DATA:
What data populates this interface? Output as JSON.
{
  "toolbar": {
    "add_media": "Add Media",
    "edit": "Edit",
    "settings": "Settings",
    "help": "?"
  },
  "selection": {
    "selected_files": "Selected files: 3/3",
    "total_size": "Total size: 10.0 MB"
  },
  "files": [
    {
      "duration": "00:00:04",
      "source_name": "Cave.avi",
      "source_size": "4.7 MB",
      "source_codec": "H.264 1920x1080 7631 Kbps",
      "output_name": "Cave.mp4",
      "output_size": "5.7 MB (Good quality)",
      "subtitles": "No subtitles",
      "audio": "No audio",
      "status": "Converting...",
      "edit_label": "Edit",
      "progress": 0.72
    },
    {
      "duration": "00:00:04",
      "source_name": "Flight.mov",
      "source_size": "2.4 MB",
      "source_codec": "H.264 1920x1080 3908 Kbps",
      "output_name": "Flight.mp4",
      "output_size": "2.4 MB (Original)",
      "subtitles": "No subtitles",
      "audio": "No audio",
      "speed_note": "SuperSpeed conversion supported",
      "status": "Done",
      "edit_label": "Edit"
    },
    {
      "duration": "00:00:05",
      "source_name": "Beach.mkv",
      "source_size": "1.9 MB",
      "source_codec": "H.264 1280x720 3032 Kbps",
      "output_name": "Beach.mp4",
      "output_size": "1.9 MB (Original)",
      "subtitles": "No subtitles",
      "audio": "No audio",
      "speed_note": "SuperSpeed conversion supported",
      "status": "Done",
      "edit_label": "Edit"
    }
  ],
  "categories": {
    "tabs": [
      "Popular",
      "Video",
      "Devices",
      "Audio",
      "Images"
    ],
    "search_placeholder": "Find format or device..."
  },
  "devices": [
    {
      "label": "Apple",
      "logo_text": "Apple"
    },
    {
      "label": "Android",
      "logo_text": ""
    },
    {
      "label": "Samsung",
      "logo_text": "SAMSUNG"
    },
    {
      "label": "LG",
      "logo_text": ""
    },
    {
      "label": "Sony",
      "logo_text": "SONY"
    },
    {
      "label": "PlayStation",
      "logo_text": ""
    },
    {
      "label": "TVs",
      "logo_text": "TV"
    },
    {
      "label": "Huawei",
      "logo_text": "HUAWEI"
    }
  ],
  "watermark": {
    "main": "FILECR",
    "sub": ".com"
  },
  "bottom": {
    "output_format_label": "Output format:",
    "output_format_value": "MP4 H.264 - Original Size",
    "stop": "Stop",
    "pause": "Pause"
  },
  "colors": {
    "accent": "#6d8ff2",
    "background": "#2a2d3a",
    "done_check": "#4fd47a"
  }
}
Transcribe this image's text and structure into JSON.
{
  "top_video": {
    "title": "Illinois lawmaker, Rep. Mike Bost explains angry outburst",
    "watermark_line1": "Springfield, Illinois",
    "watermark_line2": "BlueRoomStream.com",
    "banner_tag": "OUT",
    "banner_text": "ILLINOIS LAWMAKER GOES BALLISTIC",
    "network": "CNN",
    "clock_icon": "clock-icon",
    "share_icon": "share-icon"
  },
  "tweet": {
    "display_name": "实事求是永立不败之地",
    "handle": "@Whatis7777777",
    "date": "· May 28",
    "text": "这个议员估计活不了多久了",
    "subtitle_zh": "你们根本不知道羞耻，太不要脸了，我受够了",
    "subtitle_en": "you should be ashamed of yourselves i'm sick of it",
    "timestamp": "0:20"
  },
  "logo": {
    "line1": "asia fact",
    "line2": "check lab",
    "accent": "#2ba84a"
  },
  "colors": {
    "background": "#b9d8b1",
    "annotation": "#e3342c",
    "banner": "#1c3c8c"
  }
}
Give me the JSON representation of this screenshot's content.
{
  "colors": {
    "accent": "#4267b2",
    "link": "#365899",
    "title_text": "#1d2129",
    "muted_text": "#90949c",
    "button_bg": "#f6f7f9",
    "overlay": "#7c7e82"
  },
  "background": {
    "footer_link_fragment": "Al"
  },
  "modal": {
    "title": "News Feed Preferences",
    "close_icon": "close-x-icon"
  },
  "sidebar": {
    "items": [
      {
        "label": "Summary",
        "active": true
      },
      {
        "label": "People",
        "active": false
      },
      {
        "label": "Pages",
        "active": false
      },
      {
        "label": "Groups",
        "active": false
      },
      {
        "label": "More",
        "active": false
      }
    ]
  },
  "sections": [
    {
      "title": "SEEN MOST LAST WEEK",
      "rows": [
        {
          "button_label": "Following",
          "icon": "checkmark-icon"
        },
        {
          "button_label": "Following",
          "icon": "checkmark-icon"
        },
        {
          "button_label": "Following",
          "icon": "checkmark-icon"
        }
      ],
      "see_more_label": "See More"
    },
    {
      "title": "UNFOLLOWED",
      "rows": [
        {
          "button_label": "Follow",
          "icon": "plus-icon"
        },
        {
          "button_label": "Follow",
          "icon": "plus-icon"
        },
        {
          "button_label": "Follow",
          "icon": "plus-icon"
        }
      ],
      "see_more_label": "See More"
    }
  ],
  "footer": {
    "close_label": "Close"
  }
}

WORK TO COMPLETE: From the records, copy every line that has the string "Beach" in it.

RESULT:
      "source_name": "Beach.mkv",
      "output_name": "Beach.mp4",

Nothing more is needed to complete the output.